• **WRITTEN PROBLEM**:
Write out the complete material exactly as it stands.
═════ PROVIDED RECORDS
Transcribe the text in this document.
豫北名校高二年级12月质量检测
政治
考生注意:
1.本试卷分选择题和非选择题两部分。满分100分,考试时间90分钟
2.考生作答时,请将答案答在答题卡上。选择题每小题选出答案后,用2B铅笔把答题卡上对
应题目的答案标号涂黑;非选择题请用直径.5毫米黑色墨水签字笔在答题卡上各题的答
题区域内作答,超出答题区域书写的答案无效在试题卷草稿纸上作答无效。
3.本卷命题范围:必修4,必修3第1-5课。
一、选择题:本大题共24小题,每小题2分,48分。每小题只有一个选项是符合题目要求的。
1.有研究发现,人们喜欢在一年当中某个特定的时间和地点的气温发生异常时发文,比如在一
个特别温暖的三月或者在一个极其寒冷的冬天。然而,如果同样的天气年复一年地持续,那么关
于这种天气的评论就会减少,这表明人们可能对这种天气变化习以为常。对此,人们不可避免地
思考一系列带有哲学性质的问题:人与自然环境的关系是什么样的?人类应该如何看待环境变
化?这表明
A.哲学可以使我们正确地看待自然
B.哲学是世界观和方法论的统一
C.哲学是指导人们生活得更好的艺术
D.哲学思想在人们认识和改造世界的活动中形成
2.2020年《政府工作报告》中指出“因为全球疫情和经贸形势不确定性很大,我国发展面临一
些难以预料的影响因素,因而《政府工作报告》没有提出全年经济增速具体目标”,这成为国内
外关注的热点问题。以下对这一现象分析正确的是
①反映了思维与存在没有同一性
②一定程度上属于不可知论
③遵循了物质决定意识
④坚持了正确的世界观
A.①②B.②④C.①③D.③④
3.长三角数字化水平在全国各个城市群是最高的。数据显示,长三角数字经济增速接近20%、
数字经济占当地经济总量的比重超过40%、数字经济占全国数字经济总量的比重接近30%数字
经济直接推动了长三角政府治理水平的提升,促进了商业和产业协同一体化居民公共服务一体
══════════
• **RESULT**:
Transcribe the text in this document.
豫北名校高二年级12月质量检测
政治
考生注意:
1.本试卷分选择题和非选择题两部分。满分100分,考试时间90分钟
2.考生作答时,请将答案答在答题卡上。选择题每小题选出答案后,用2B铅笔把答题卡上对
应题目的答案标号涂黑;非选择题请用直径.5毫米黑色墨水签字笔在答题卡上各题的答
题区域内作答,超出答题区域书写的答案无效在试题卷草稿纸上作答无效。
3.本卷命题范围:必修4,必修3第1-5课。
一、选择题:本大题共24小题,每小题2分,48分。每小题只有一个选项是符合题目要求的。
1.有研究发现,人们喜欢在一年当中某个特定的时间和地点的气温发生异常时发文,比如在一
个特别温暖的三月或者在一个极其寒冷的冬天。然而,如果同样的天气年复一年地持续,那么关
于这种天气的评论就会减少,这表明人们可能对这种天气变化习以为常。对此,人们不可避免地
思考一系列带有哲学性质的问题:人与自然环境的关系是什么样的?人类应该如何看待环境变
化?这表明
A.哲学可以使我们正确地看待自然
B.哲学是世界观和方法论的统一
C.哲学是指导人们生活得更好的艺术
D.哲学思想在人们认识和改造世界的活动中形成
2.2020年《政府工作报告》中指出“因为全球疫情和经贸形势不确定性很大,我国发展面临一
些难以预料的影响因素,因而《政府工作报告》没有提出全年经济增速具体目标”,这成为国内
外关注的热点问题。以下对这一现象分析正确的是
①反映了思维与存在没有同一性
②一定程度上属于不可知论
③遵循了物质决定意识
④坚持了正确的世界观
A.①②B.②④C.①③D.③④
3.长三角数字化水平在全国各个城市群是最高的。数据显示,长三角数字经济增速接近20%、
数字经济占当地经济总量的比重超过40%、数字经济占全国数字经济总量的比重接近30%数字
经济直接推动了长三角政府治理水平的提升,促进了商业和产业协同一体化居民公共服务一体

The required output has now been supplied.